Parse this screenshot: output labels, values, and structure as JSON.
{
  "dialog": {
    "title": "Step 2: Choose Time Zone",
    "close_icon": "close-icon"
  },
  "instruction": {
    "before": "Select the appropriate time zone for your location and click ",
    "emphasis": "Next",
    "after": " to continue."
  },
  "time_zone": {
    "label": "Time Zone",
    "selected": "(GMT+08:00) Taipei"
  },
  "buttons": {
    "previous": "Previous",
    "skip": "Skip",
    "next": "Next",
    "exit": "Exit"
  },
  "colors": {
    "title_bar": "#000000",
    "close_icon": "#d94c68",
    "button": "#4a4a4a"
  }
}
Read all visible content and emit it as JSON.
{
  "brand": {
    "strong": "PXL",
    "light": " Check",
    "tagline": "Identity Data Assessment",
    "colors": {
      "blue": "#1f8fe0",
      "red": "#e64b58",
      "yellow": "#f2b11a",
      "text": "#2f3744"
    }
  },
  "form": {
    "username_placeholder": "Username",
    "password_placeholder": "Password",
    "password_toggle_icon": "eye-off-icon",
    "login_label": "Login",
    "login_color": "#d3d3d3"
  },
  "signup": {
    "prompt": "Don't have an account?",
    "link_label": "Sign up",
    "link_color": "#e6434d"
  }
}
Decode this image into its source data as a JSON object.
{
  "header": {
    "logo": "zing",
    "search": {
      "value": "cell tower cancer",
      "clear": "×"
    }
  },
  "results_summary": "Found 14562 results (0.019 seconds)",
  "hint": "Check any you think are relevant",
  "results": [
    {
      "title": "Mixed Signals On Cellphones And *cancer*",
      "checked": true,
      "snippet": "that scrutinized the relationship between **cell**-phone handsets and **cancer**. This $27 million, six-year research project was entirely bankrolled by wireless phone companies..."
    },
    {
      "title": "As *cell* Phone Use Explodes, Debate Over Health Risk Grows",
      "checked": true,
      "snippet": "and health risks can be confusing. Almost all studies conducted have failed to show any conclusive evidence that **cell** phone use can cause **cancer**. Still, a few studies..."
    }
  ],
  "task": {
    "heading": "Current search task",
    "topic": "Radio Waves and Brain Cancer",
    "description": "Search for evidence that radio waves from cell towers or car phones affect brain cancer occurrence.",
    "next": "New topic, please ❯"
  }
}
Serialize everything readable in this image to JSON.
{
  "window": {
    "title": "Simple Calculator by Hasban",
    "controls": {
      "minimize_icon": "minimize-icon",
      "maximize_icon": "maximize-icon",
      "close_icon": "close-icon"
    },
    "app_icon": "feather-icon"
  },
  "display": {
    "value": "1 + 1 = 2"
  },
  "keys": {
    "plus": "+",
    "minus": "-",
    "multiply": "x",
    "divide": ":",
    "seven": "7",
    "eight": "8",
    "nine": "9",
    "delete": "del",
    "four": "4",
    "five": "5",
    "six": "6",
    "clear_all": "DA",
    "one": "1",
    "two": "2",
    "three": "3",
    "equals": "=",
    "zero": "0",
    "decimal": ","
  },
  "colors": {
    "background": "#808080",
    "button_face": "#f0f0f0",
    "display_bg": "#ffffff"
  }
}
___
TO DO: Write out the whole listing exactly.

THE RESPONSE:
Parse this screenshot: output labels, values, and structure as JSON.
{
  "dialog": {
    "title": "Step 2: Choose Time Zone",
    "close_icon": "close-icon"
  },
  "instruction": {
    "before": "Select the appropriate time zone for your location and click ",
    "emphasis": "Next",
    "after": " to continue."
  },
  "time_zone": {
    "label": "Time Zone",
    "selected": "(GMT+08:00) Taipei"
  },
  "buttons": {
    "previous": "Previous",
    "skip": "Skip",
    "next": "Next",
    "exit": "Exit"
  },
  "colors": {
    "title_bar": "#000000",
    "close_icon": "#d94c68",
    "button": "#4a4a4a"
  }
}
Read all visible content and emit it as JSON.
{
  "brand": {
    "strong": "PXL",
    "light": " Check",
    "tagline": "Identity Data Assessment",
    "colors": {
      "blue": "#1f8fe0",
      "red": "#e64b58",
      "yellow": "#f2b11a",
      "text": "#2f3744"
    }
  },
  "form": {
    "username_placeholder": "Username",
    "password_placeholder": "Password",
    "password_toggle_icon": "eye-off-icon",
    "login_label": "Login",
    "login_color": "#d3d3d3"
  },
  "signup": {
    "prompt": "Don't have an account?",
    "link_label": "Sign up",
    "link_color": "#e6434d"
  }
}
Decode this image into its source data as a JSON object.
{
  "header": {
    "logo": "zing",
    "search": {
      "value": "cell tower cancer",
      "clear": "×"
    }
  },
  "results_summary": "Found 14562 results (0.019 seconds)",
  "hint": "Check any you think are relevant",
  "results": [
    {
      "title": "Mixed Signals On Cellphones And *cancer*",
      "checked": true,
      "snippet": "that scrutinized the relationship between **cell**-phone handsets and **cancer**. This $27 million, six-year research project was entirely bankrolled by wireless phone companies..."
    },
    {
      "title": "As *cell* Phone Use Explodes, Debate Over Health Risk Grows",
      "checked": true,
      "snippet": "and health risks can be confusing. Almost all studies conducted have failed to show any conclusive evidence that **cell** phone use can cause **cancer**. Still, a few studies..."
    }
  ],
  "task": {
    "heading": "Current search task",
    "topic": "Radio Waves and Brain Cancer",
    "description": "Search for evidence that radio waves from cell towers or car phones affect brain cancer occurrence.",
    "next": "New topic, please ❯"
  }
}
Serialize everything readable in this image to JSON.
{
  "window": {
    "title": "Simple Calculator by Hasban",
    "controls": {
      "minimize_icon": "minimize-icon",
      "maximize_icon": "maximize-icon",
      "close_icon": "close-icon"
    },
    "app_icon": "feather-icon"
  },
  "display": {
    "value": "1 + 1 = 2"
  },
  "keys": {
    "plus": "+",
    "minus": "-",
    "multiply": "x",
    "divide": ":",
    "seven": "7",
    "eight": "8",
    "nine": "9",
    "delete": "del",
    "four": "4",
    "five": "5",
    "six": "6",
    "clear_all": "DA",
    "one": "1",
    "two": "2",
    "three": "3",
    "equals": "=",
    "zero": "0",
    "decimal": ","
  },
  "colors": {
    "background": "#808080",
    "button_face": "#f0f0f0",
    "display_bg": "#ffffff"
  }
}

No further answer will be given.